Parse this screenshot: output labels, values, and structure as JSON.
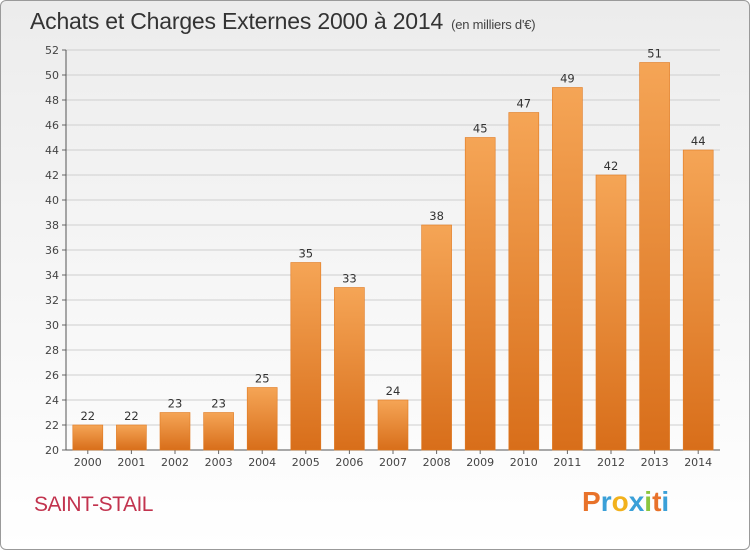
{
  "title": "Achats et Charges Externes 2000 à 2014",
  "unit_note": "(en milliers d'€)",
  "commune": "SAINT-STAIL",
  "brand": {
    "letters": [
      "P",
      "r",
      "o",
      "x",
      "i",
      "t",
      "i"
    ],
    "colors": [
      "#e8722a",
      "#3aa0d8",
      "#f2b11c",
      "#3aa0d8",
      "#8cc63f",
      "#e8722a",
      "#3aa0d8"
    ]
  },
  "colors": {
    "bar_top": "#f5a556",
    "bar_bottom": "#d86e1a",
    "grid": "#cfcfcf"
  },
  "chart_data": {
    "type": "bar",
    "title": "Achats et Charges Externes 2000 à 2014",
    "unit": "(en milliers d'€)",
    "categories": [
      "2000",
      "2001",
      "2002",
      "2003",
      "2004",
      "2005",
      "2006",
      "2007",
      "2008",
      "2009",
      "2010",
      "2011",
      "2012",
      "2013",
      "2014"
    ],
    "values": [
      22,
      22,
      23,
      23,
      25,
      35,
      33,
      24,
      38,
      45,
      47,
      49,
      42,
      51,
      44
    ],
    "ylim": [
      20,
      52
    ],
    "yticks": [
      20,
      22,
      24,
      26,
      28,
      30,
      32,
      34,
      36,
      38,
      40,
      42,
      44,
      46,
      48,
      50,
      52
    ],
    "grid": true
  }
}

| Do this |
Output the full set of records above without changing a word, and drop the images.

| Exercise result |
Parse this screenshot: output labels, values, and structure as JSON.
{
  "title": "Achats et Charges Externes 2000 à 2014",
  "unit_note": "(en milliers d'€)",
  "commune": "SAINT-STAIL",
  "brand": {
    "letters": [
      "P",
      "r",
      "o",
      "x",
      "i",
      "t",
      "i"
    ],
    "colors": [
      "#e8722a",
      "#3aa0d8",
      "#f2b11c",
      "#3aa0d8",
      "#8cc63f",
      "#e8722a",
      "#3aa0d8"
    ]
  },
  "colors": {
    "bar_top": "#f5a556",
    "bar_bottom": "#d86e1a",
    "grid": "#cfcfcf"
  },
  "chart_data": {
    "type": "bar",
    "title": "Achats et Charges Externes 2000 à 2014",
    "unit": "(en milliers d'€)",
    "categories": [
      "2000",
      "2001",
      "2002",
      "2003",
      "2004",
      "2005",
      "2006",
      "2007",
      "2008",
      "2009",
      "2010",
      "2011",
      "2012",
      "2013",
      "2014"
    ],
    "values": [
      22,
      22,
      23,
      23,
      25,
      35,
      33,
      24,
      38,
      45,
      47,
      49,
      42,
      51,
      44
    ],
    "ylim": [
      20,
      52
    ],
    "yticks": [
      20,
      22,
      24,
      26,
      28,
      30,
      32,
      34,
      36,
      38,
      40,
      42,
      44,
      46,
      48,
      50,
      52
    ],
    "grid": true
  }
}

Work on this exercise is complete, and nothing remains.